* _REQUIRED WORK_:
Take the data below and repeat it exactly.

* _EXERCISE MATERIALS_:
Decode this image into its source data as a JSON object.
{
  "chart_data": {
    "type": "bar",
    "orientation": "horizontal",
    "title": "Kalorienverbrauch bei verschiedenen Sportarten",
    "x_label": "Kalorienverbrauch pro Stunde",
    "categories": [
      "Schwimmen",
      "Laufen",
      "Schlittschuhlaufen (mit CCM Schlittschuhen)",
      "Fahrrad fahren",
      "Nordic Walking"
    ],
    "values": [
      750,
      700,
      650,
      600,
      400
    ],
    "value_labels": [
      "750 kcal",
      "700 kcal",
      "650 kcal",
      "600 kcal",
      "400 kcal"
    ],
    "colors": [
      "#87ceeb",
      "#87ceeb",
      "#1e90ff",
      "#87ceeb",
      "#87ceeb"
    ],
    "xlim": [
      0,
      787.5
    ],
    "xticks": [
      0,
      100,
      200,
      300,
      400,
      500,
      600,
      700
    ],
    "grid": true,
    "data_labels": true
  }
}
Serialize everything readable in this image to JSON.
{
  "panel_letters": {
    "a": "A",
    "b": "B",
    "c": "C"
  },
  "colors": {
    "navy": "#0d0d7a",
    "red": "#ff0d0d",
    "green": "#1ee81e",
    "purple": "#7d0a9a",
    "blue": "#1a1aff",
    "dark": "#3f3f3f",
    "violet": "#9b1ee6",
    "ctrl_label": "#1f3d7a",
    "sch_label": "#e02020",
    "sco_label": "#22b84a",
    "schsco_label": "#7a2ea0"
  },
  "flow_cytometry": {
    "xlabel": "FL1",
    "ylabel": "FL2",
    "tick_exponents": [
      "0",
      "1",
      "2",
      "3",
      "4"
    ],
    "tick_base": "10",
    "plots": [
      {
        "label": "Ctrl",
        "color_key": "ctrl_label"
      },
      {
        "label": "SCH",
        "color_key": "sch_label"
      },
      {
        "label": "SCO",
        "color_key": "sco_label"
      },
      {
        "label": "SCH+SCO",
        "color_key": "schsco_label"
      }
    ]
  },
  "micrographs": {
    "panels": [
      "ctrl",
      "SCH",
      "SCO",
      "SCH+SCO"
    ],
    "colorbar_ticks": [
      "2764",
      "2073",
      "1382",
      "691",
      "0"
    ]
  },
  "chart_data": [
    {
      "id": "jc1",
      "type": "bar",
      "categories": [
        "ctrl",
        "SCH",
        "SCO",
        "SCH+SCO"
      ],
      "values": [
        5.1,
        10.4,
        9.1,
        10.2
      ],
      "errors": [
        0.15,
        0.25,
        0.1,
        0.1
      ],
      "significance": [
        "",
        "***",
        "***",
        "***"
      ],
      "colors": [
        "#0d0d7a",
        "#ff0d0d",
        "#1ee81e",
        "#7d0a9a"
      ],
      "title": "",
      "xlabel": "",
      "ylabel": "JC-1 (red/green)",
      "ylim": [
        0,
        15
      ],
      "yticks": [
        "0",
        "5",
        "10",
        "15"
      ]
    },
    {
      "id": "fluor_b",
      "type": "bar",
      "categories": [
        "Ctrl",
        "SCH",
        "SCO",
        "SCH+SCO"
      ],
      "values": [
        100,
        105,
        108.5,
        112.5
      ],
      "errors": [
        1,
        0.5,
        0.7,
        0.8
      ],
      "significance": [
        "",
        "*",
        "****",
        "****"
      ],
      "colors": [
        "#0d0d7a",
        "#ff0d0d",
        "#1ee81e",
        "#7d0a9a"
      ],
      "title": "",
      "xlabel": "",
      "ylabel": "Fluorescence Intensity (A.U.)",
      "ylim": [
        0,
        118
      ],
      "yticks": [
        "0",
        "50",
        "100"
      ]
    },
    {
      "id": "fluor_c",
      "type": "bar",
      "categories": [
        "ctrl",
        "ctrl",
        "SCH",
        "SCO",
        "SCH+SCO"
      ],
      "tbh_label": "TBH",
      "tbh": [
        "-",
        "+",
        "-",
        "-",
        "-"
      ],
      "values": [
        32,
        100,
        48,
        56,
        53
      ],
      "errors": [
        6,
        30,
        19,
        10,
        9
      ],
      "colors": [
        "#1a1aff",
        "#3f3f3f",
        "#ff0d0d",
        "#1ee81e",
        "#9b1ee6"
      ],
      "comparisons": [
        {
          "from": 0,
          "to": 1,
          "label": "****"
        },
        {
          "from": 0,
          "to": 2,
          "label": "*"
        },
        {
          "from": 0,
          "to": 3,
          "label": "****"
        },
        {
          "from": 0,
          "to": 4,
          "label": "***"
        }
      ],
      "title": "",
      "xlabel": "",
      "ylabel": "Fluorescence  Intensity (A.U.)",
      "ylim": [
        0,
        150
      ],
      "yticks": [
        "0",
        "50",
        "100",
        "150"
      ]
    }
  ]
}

* _THE ANSWER_:
Decode this image into its source data as a JSON object.
{
  "chart_data": {
    "type": "bar",
    "orientation": "horizontal",
    "title": "Kalorienverbrauch bei verschiedenen Sportarten",
    "x_label": "Kalorienverbrauch pro Stunde",
    "categories": [
      "Schwimmen",
      "Laufen",
      "Schlittschuhlaufen (mit CCM Schlittschuhen)",
      "Fahrrad fahren",
      "Nordic Walking"
    ],
    "values": [
      750,
      700,
      650,
      600,
      400
    ],
    "value_labels": [
      "750 kcal",
      "700 kcal",
      "650 kcal",
      "600 kcal",
      "400 kcal"
    ],
    "colors": [
      "#87ceeb",
      "#87ceeb",
      "#1e90ff",
      "#87ceeb",
      "#87ceeb"
    ],
    "xlim": [
      0,
      787.5
    ],
    "xticks": [
      0,
      100,
      200,
      300,
      400,
      500,
      600,
      700
    ],
    "grid": true,
    "data_labels": true
  }
}
Serialize everything readable in this image to JSON.
{
  "panel_letters": {
    "a": "A",
    "b": "B",
    "c": "C"
  },
  "colors": {
    "navy": "#0d0d7a",
    "red": "#ff0d0d",
    "green": "#1ee81e",
    "purple": "#7d0a9a",
    "blue": "#1a1aff",
    "dark": "#3f3f3f",
    "violet": "#9b1ee6",
    "ctrl_label": "#1f3d7a",
    "sch_label": "#e02020",
    "sco_label": "#22b84a",
    "schsco_label": "#7a2ea0"
  },
  "flow_cytometry": {
    "xlabel": "FL1",
    "ylabel": "FL2",
    "tick_exponents": [
      "0",
      "1",
      "2",
      "3",
      "4"
    ],
    "tick_base": "10",
    "plots": [
      {
        "label": "Ctrl",
        "color_key": "ctrl_label"
      },
      {
        "label": "SCH",
        "color_key": "sch_label"
      },
      {
        "label": "SCO",
        "color_key": "sco_label"
      },
      {
        "label": "SCH+SCO",
        "color_key": "schsco_label"
      }
    ]
  },
  "micrographs": {
    "panels": [
      "ctrl",
      "SCH",
      "SCO",
      "SCH+SCO"
    ],
    "colorbar_ticks": [
      "2764",
      "2073",
      "1382",
      "691",
      "0"
    ]
  },
  "chart_data": [
    {
      "id": "jc1",
      "type": "bar",
      "categories": [
        "ctrl",
        "SCH",
        "SCO",
        "SCH+SCO"
      ],
      "values": [
        5.1,
        10.4,
        9.1,
        10.2
      ],
      "errors": [
        0.15,
        0.25,
        0.1,
        0.1
      ],
      "significance": [
        "",
        "***",
        "***",
        "***"
      ],
      "colors": [
        "#0d0d7a",
        "#ff0d0d",
        "#1ee81e",
        "#7d0a9a"
      ],
      "title": "",
      "xlabel": "",
      "ylabel": "JC-1 (red/green)",
      "ylim": [
        0,
        15
      ],
      "yticks": [
        "0",
        "5",
        "10",
        "15"
      ]
    },
    {
      "id": "fluor_b",
      "type": "bar",
      "categories": [
        "Ctrl",
        "SCH",
        "SCO",
        "SCH+SCO"
      ],
      "values": [
        100,
        105,
        108.5,
        112.5
      ],
      "errors": [
        1,
        0.5,
        0.7,
        0.8
      ],
      "significance": [
        "",
        "*",
        "****",
        "****"
      ],
      "colors": [
        "#0d0d7a",
        "#ff0d0d",
        "#1ee81e",
        "#7d0a9a"
      ],
      "title": "",
      "xlabel": "",
      "ylabel": "Fluorescence Intensity (A.U.)",
      "ylim": [
        0,
        118
      ],
      "yticks": [
        "0",
        "50",
        "100"
      ]
    },
    {
      "id": "fluor_c",
      "type": "bar",
      "categories": [
        "ctrl",
        "ctrl",
        "SCH",
        "SCO",
        "SCH+SCO"
      ],
      "tbh_label": "TBH",
      "tbh": [
        "-",
        "+",
        "-",
        "-",
        "-"
      ],
      "values": [
        32,
        100,
        48,
        56,
        53
      ],
      "errors": [
        6,
        30,
        19,
        10,
        9
      ],
      "colors": [
        "#1a1aff",
        "#3f3f3f",
        "#ff0d0d",
        "#1ee81e",
        "#9b1ee6"
      ],
      "comparisons": [
        {
          "from": 0,
          "to": 1,
          "label": "****"
        },
        {
          "from": 0,
          "to": 2,
          "label": "*"
        },
        {
          "from": 0,
          "to": 3,
          "label": "****"
        },
        {
          "from": 0,
          "to": 4,
          "label": "***"
        }
      ],
      "title": "",
      "xlabel": "",
      "ylabel": "Fluorescence  Intensity (A.U.)",
      "ylim": [
        0,
        150
      ],
      "yticks": [
        "0",
        "50",
        "100",
        "150"
      ]
    }
  ]
}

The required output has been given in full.